***** INPUT MATERIAL *****
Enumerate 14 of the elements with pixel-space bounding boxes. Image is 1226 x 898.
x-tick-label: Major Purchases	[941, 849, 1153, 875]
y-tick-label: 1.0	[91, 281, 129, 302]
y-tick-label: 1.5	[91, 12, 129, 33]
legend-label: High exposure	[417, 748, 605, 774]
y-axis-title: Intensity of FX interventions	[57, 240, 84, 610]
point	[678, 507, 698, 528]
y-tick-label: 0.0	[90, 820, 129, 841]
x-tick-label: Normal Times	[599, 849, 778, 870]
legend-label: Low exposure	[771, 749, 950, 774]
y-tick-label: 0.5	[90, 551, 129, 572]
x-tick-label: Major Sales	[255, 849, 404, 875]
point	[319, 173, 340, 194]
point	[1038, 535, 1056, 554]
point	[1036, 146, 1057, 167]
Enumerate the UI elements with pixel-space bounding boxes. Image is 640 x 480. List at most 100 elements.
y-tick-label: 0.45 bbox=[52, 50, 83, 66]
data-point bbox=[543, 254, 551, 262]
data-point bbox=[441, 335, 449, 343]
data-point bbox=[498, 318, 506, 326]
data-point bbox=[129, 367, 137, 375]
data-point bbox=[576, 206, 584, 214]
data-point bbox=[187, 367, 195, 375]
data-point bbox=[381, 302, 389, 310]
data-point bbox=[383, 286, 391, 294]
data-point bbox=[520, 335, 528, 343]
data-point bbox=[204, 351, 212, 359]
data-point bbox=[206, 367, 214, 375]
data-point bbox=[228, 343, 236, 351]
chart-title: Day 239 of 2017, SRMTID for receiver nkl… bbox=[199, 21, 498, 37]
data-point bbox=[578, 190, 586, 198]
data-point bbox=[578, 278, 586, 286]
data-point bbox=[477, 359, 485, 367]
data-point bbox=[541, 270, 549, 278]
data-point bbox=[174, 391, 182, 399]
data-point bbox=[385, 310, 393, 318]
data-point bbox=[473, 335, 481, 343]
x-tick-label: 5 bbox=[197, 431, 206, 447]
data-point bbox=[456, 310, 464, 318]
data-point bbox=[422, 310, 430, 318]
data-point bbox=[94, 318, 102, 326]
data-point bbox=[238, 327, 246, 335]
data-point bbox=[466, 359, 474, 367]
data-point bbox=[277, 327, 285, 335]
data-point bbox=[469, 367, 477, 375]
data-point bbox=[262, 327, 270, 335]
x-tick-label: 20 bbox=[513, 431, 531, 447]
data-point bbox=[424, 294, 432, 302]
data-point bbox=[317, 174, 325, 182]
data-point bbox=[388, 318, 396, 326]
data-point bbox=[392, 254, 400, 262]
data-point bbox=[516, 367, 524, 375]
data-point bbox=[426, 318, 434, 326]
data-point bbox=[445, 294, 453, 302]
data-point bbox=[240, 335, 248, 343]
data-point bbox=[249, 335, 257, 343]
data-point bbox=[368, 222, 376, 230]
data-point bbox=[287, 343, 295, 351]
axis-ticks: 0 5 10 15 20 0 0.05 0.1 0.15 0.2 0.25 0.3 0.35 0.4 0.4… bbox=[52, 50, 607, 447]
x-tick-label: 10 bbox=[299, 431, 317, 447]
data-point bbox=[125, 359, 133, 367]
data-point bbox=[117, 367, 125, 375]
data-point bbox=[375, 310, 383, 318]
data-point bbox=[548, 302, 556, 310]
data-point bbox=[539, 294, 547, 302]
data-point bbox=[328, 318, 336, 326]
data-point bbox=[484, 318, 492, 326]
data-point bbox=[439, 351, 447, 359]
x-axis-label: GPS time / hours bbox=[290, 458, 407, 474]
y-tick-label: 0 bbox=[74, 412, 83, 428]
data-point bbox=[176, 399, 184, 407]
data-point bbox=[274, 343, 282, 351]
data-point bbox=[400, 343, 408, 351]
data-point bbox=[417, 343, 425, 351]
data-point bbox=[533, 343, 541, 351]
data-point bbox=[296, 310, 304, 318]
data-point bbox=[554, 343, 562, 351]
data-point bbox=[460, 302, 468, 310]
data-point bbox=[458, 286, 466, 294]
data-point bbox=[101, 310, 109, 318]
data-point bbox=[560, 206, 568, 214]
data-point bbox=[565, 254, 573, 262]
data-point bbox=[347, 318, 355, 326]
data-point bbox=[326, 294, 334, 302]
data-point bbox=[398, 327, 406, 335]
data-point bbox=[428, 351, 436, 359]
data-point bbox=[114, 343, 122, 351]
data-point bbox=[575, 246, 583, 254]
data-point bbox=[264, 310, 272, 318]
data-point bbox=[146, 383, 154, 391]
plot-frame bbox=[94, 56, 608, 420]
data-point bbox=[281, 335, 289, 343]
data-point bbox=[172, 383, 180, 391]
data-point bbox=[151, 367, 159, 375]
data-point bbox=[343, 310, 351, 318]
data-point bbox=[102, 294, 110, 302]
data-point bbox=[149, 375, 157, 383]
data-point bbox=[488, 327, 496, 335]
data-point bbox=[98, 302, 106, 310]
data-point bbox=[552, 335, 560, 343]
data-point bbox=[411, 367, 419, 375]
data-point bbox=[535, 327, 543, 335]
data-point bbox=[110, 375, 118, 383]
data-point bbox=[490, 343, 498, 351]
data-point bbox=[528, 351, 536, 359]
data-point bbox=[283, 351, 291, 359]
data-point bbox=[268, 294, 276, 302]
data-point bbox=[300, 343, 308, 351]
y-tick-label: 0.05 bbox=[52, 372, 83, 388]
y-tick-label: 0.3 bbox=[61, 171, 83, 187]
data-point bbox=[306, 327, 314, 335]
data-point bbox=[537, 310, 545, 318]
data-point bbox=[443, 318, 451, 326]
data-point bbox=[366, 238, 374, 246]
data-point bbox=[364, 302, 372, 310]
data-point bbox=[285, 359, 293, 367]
*****
Convert every line of the entries above into a numbered list, leaving out any blank lines.

*SOLUTION TO THIS EXERCISE:*
1. Enumerate 14 of the elements with pixel-space bounding boxes. Image is 1226 x 898.
2. x-tick-label: Major Purchases	[941, 849, 1153, 875]
3. y-tick-label: 1.0	[91, 281, 129, 302]
4. y-tick-label: 1.5	[91, 12, 129, 33]
5. legend-label: High exposure	[417, 748, 605, 774]
6. y-axis-title: Intensity of FX interventions	[57, 240, 84, 610]
7. point	[678, 507, 698, 528]
8. y-tick-label: 0.0	[90, 820, 129, 841]
9. x-tick-label: Normal Times	[599, 849, 778, 870]
10. legend-label: Low exposure	[771, 749, 950, 774]
11. y-tick-label: 0.5	[90, 551, 129, 572]
12. x-tick-label: Major Sales	[255, 849, 404, 875]
13. point	[319, 173, 340, 194]
14. point	[1038, 535, 1056, 554]
15. point	[1036, 146, 1057, 167]
16. Enumerate the UI elements with pixel-space bounding boxes. Image is 640 x 480. List at most 100 elements.
17. y-tick-label: 0.45 bbox=[52, 50, 83, 66]
18. data-point bbox=[543, 254, 551, 262]
19. data-point bbox=[441, 335, 449, 343]
20. data-point bbox=[498, 318, 506, 326]
21. data-point bbox=[129, 367, 137, 375]
22. data-point bbox=[576, 206, 584, 214]
23. data-point bbox=[187, 367, 195, 375]
24. data-point bbox=[381, 302, 389, 310]
25. data-point bbox=[383, 286, 391, 294]
26. data-point bbox=[520, 335, 528, 343]
27. data-point bbox=[204, 351, 212, 359]
28. data-point bbox=[206, 367, 214, 375]
29. data-point bbox=[228, 343, 236, 351]
30. chart-title: Day 239 of 2017, SRMTID for receiver nkl… bbox=[199, 21, 498, 37]
31. data-point bbox=[578, 190, 586, 198]
32. data-point bbox=[578, 278, 586, 286]
33. data-point bbox=[477, 359, 485, 367]
34. data-point bbox=[541, 270, 549, 278]
35. data-point bbox=[174, 391, 182, 399]
36. data-point bbox=[385, 310, 393, 318]
37. data-point bbox=[473, 335, 481, 343]
38. x-tick-label: 5 bbox=[197, 431, 206, 447]
39. data-point bbox=[456, 310, 464, 318]
40. data-point bbox=[422, 310, 430, 318]
41. data-point bbox=[94, 318, 102, 326]
42. data-point bbox=[238, 327, 246, 335]
43. data-point bbox=[466, 359, 474, 367]
44. data-point bbox=[277, 327, 285, 335]
45. data-point bbox=[469, 367, 477, 375]
46. data-point bbox=[262, 327, 270, 335]
47. x-tick-label: 20 bbox=[513, 431, 531, 447]
48. data-point bbox=[424, 294, 432, 302]
49. data-point bbox=[317, 174, 325, 182]
50. data-point bbox=[388, 318, 396, 326]
51. data-point bbox=[392, 254, 400, 262]
52. data-point bbox=[516, 367, 524, 375]
53. data-point bbox=[426, 318, 434, 326]
54. data-point bbox=[445, 294, 453, 302]
55. data-point bbox=[240, 335, 248, 343]
56. data-point bbox=[249, 335, 257, 343]
57. data-point bbox=[368, 222, 376, 230]
58. data-point bbox=[287, 343, 295, 351]
59. axis-ticks: 0 5 10 15 20 0 0.05 0.1 0.15 0.2 0.25 0.3 0.35 0.4 0.4… bbox=[52, 50, 607, 447]
60. x-tick-label: 10 bbox=[299, 431, 317, 447]
61. data-point bbox=[125, 359, 133, 367]
62. data-point bbox=[117, 367, 125, 375]
63. data-point bbox=[375, 310, 383, 318]
64. data-point bbox=[548, 302, 556, 310]
65. data-point bbox=[539, 294, 547, 302]
66. data-point bbox=[328, 318, 336, 326]
67. data-point bbox=[484, 318, 492, 326]
68. data-point bbox=[439, 351, 447, 359]
69. x-axis-label: GPS time / hours bbox=[290, 458, 407, 474]
70. y-tick-label: 0 bbox=[74, 412, 83, 428]
71. data-point bbox=[176, 399, 184, 407]
72. data-point bbox=[274, 343, 282, 351]
73. data-point bbox=[400, 343, 408, 351]
74. data-point bbox=[417, 343, 425, 351]
75. data-point bbox=[533, 343, 541, 351]
76. data-point bbox=[296, 310, 304, 318]
77. data-point bbox=[554, 343, 562, 351]
78. data-point bbox=[460, 302, 468, 310]
79. data-point bbox=[458, 286, 466, 294]
80. data-point bbox=[101, 310, 109, 318]
81. data-point bbox=[560, 206, 568, 214]
82. data-point bbox=[565, 254, 573, 262]
83. data-point bbox=[347, 318, 355, 326]
84. data-point bbox=[326, 294, 334, 302]
85. data-point bbox=[398, 327, 406, 335]
86. data-point bbox=[428, 351, 436, 359]
87. data-point bbox=[114, 343, 122, 351]
88. data-point bbox=[575, 246, 583, 254]
89. data-point bbox=[264, 310, 272, 318]
90. data-point bbox=[146, 383, 154, 391]
91. plot-frame bbox=[94, 56, 608, 420]
92. data-point bbox=[281, 335, 289, 343]
93. data-point bbox=[172, 383, 180, 391]
94. data-point bbox=[151, 367, 159, 375]
95. data-point bbox=[343, 310, 351, 318]
96. data-point bbox=[102, 294, 110, 302]
97. data-point bbox=[149, 375, 157, 383]
98. data-point bbox=[488, 327, 496, 335]
99. data-point bbox=[98, 302, 106, 310]
100. data-point bbox=[552, 335, 560, 343]
101. data-point bbox=[411, 367, 419, 375]
102. data-point bbox=[535, 327, 543, 335]
103. data-point bbox=[110, 375, 118, 383]
104. data-point bbox=[490, 343, 498, 351]
105. data-point bbox=[528, 351, 536, 359]
106. data-point bbox=[283, 351, 291, 359]
107. data-point bbox=[268, 294, 276, 302]
108. data-point bbox=[300, 343, 308, 351]
109. y-tick-label: 0.05 bbox=[52, 372, 83, 388]
110. y-tick-label: 0.3 bbox=[61, 171, 83, 187]
111. data-point bbox=[306, 327, 314, 335]
112. data-point bbox=[537, 310, 545, 318]
113. data-point bbox=[443, 318, 451, 326]
114. data-point bbox=[366, 238, 374, 246]
115. data-point bbox=[364, 302, 372, 310]
116. data-point bbox=[285, 359, 293, 367]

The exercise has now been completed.